RECORDS SHOWN ->
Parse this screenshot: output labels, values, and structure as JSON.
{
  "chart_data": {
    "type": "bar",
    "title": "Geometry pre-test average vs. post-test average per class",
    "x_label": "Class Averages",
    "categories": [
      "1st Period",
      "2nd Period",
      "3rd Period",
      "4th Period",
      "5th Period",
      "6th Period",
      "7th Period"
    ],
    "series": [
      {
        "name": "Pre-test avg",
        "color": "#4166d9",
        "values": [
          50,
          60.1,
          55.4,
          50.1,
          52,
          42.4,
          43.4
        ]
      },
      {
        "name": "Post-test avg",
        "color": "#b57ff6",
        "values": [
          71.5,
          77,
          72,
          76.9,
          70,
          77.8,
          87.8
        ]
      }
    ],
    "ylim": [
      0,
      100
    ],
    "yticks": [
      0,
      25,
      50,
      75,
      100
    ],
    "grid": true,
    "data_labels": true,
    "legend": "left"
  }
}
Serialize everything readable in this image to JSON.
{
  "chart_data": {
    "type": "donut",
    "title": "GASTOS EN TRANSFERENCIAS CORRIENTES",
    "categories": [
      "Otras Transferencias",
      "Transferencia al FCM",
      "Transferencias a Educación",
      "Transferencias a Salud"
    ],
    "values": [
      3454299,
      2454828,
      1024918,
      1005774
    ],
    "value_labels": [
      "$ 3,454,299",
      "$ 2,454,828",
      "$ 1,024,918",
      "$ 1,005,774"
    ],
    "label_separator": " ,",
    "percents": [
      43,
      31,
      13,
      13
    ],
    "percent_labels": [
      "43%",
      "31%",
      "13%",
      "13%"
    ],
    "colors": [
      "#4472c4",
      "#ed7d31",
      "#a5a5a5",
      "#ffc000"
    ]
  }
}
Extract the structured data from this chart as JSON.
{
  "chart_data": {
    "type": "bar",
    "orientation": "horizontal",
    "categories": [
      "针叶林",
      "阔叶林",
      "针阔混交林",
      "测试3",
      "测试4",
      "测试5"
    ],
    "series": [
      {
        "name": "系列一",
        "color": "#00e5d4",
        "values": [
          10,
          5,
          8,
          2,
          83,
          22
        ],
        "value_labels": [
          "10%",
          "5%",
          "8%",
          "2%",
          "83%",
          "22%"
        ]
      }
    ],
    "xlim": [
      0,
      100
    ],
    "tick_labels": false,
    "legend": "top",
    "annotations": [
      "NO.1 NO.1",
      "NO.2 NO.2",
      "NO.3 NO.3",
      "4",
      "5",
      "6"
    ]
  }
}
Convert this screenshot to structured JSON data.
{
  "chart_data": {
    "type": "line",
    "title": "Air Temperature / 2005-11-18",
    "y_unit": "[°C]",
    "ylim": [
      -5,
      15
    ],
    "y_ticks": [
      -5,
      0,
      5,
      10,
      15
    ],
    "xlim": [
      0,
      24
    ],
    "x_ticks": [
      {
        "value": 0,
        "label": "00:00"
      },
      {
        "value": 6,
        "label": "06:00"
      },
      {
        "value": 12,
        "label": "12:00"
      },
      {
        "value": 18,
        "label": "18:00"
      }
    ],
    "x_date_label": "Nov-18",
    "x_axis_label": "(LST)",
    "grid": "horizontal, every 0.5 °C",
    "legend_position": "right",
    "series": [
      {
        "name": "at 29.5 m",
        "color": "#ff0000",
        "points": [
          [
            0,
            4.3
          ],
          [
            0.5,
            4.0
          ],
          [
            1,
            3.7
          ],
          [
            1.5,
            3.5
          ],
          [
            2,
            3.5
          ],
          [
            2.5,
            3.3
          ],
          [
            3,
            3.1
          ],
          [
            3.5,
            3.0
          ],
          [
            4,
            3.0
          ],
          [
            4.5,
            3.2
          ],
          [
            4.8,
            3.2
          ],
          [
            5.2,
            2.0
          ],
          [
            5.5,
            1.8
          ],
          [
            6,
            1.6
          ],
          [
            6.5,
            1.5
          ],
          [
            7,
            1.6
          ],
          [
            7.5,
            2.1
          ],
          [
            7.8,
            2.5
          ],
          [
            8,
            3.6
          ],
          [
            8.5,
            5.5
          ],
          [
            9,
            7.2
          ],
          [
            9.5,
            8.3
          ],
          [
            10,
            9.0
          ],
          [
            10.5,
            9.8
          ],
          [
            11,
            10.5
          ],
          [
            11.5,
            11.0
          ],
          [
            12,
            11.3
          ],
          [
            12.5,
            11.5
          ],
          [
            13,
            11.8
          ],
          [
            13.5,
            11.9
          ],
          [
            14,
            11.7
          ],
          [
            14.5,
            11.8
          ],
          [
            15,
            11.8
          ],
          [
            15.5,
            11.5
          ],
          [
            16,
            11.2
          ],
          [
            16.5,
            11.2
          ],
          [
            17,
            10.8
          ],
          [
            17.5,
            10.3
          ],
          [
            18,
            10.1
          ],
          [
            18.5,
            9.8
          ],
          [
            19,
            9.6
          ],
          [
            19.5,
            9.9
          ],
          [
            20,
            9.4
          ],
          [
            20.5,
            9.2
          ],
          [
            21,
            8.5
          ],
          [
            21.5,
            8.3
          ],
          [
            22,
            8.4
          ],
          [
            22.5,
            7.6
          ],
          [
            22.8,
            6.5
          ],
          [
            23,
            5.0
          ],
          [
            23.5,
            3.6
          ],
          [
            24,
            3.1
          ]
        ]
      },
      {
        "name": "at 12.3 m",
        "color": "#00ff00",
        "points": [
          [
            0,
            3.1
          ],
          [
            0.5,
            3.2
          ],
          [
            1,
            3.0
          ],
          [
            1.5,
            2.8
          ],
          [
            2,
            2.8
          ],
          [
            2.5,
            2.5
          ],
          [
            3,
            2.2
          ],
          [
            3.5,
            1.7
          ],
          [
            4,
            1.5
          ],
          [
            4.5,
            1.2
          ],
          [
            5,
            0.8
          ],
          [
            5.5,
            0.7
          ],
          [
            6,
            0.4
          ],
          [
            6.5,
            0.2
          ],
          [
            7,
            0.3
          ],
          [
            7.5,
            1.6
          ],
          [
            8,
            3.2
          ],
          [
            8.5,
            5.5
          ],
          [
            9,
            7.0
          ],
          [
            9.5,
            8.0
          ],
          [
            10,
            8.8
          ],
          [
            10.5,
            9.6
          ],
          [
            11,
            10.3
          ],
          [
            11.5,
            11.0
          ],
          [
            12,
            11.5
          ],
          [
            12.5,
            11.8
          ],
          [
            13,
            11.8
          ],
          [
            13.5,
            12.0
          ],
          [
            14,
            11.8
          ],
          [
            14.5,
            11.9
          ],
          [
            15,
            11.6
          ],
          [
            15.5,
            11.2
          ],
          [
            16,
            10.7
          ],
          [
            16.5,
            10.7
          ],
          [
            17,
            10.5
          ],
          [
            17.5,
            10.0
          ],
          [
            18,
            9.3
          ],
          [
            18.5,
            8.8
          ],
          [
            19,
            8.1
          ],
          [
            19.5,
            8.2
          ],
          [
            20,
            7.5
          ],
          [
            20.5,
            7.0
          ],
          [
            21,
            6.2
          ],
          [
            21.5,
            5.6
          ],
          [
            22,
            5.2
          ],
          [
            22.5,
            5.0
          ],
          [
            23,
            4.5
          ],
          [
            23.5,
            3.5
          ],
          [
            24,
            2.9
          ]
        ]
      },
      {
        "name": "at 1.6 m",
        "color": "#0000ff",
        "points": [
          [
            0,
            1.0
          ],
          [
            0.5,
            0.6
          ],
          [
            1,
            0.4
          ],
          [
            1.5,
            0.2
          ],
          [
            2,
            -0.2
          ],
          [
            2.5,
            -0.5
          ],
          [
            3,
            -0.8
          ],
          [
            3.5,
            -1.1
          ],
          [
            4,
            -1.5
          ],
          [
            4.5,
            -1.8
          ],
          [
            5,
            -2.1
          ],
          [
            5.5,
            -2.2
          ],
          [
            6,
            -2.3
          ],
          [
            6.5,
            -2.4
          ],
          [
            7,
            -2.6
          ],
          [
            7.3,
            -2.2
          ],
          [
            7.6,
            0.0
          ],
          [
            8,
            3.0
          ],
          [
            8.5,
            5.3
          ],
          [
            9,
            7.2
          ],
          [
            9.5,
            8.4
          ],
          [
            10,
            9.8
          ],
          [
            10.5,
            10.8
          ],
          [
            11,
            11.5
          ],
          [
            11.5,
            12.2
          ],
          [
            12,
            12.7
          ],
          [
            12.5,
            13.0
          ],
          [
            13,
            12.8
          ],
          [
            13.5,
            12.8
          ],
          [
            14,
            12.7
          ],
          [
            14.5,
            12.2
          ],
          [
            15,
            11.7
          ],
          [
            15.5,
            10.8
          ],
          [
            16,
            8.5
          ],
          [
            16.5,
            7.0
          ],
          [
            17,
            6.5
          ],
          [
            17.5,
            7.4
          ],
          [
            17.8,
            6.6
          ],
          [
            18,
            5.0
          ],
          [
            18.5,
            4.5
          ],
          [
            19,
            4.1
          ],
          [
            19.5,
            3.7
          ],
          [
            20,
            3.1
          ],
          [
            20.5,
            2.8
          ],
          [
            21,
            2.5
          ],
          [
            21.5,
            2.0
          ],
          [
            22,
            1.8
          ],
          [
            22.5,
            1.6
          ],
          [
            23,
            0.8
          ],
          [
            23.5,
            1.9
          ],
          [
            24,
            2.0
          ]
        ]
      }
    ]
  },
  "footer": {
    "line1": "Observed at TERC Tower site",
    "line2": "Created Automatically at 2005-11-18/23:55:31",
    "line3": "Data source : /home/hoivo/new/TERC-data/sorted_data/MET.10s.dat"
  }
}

EXERCISE PROMPT -> Search the entries for the string "name" and collect each line that has it.

TASK SOLUTION ->
        "name": "Pre-test avg",
        "name": "Post-test avg",
        "name": "系列一",
        "name": "at 29.5 m",
        "name": "at 12.3 m",
        "name": "at 1.6 m",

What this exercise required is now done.